THE PROBLEM - Count every line in the entries that contains "Windows". Report that count alone.

DATA SUPPLIED -

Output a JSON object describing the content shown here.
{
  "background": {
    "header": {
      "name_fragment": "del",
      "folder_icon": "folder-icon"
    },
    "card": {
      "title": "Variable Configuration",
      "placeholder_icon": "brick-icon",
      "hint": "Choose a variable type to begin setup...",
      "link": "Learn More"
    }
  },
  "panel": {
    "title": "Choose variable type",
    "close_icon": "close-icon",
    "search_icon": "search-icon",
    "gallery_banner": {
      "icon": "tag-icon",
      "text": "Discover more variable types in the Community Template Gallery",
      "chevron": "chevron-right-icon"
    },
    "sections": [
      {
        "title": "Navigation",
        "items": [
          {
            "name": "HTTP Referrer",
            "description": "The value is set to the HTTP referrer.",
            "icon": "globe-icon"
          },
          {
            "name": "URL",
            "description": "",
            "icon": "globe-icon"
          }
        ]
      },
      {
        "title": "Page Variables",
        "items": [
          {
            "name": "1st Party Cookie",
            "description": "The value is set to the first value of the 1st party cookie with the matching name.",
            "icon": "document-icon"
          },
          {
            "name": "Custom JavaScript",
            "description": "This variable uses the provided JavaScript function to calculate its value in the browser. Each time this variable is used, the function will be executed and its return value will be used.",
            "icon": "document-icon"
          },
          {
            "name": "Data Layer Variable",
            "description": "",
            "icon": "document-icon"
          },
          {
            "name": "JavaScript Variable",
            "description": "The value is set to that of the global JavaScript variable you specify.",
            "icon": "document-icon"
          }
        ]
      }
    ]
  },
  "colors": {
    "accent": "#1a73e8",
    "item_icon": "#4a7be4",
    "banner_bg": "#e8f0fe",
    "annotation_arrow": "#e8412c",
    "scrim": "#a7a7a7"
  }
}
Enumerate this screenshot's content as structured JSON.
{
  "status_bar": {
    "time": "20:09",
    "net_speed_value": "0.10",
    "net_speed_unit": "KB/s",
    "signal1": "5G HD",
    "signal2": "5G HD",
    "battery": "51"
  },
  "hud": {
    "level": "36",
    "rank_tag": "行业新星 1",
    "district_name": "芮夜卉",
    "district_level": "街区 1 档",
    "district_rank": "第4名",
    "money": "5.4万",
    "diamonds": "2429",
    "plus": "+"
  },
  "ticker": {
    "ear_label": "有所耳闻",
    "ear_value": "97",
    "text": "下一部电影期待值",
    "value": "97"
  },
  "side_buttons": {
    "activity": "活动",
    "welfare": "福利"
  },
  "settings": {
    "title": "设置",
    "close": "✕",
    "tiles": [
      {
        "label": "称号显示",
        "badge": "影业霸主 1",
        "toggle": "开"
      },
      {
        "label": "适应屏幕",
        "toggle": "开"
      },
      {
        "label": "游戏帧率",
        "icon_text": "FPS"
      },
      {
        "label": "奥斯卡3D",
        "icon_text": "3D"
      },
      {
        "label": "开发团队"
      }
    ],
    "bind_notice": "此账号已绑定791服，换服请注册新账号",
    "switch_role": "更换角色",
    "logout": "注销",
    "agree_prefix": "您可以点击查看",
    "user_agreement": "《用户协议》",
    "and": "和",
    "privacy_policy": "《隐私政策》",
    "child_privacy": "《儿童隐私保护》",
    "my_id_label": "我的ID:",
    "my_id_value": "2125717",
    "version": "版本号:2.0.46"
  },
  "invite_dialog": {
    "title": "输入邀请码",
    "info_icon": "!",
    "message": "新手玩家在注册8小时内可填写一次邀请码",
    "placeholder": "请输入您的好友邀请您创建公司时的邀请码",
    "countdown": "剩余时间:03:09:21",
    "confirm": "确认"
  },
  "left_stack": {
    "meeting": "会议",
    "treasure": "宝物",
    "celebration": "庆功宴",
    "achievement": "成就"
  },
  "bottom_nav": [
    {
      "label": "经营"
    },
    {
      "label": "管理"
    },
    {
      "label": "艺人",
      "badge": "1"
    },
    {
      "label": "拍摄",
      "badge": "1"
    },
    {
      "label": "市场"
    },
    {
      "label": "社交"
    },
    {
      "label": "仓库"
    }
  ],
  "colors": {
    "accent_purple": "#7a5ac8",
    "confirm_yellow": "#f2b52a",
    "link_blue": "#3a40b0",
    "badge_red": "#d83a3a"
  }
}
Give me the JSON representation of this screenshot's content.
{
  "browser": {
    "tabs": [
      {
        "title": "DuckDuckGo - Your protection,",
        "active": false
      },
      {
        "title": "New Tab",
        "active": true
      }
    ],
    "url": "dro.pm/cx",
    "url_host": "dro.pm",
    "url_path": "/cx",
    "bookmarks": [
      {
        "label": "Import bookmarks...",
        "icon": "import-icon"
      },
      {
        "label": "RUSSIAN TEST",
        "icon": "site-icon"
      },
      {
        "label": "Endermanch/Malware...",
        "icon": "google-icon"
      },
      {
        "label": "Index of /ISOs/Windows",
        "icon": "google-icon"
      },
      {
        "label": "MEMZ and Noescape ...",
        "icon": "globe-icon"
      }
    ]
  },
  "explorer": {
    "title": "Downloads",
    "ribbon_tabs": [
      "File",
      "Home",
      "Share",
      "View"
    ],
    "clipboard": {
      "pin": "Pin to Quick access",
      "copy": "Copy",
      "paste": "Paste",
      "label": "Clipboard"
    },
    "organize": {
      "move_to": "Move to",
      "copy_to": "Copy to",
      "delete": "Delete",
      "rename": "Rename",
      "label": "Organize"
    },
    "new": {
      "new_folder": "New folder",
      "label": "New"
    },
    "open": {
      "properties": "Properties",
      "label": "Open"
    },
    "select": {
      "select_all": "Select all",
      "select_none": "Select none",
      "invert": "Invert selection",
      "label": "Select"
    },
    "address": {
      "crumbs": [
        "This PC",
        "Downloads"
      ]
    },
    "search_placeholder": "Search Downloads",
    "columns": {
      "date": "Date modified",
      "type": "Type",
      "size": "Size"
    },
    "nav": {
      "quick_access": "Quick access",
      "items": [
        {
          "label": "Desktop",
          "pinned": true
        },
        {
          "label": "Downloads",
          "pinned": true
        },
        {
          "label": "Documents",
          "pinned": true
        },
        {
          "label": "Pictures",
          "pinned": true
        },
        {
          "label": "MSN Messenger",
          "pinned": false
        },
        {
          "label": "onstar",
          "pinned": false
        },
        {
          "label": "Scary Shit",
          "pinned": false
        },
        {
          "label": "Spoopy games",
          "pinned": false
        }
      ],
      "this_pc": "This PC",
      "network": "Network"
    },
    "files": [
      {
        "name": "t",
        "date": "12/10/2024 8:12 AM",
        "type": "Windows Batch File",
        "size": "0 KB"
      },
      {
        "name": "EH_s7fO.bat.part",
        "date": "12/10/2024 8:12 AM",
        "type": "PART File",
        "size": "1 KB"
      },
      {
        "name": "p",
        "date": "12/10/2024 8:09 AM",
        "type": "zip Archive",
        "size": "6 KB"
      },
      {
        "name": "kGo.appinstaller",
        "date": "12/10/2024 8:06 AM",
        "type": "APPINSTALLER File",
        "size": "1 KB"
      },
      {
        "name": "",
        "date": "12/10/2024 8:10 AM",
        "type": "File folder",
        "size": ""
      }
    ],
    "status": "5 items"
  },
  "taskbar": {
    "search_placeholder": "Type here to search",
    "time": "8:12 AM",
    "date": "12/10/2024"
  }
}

ANSWER TO THIS TASK - 2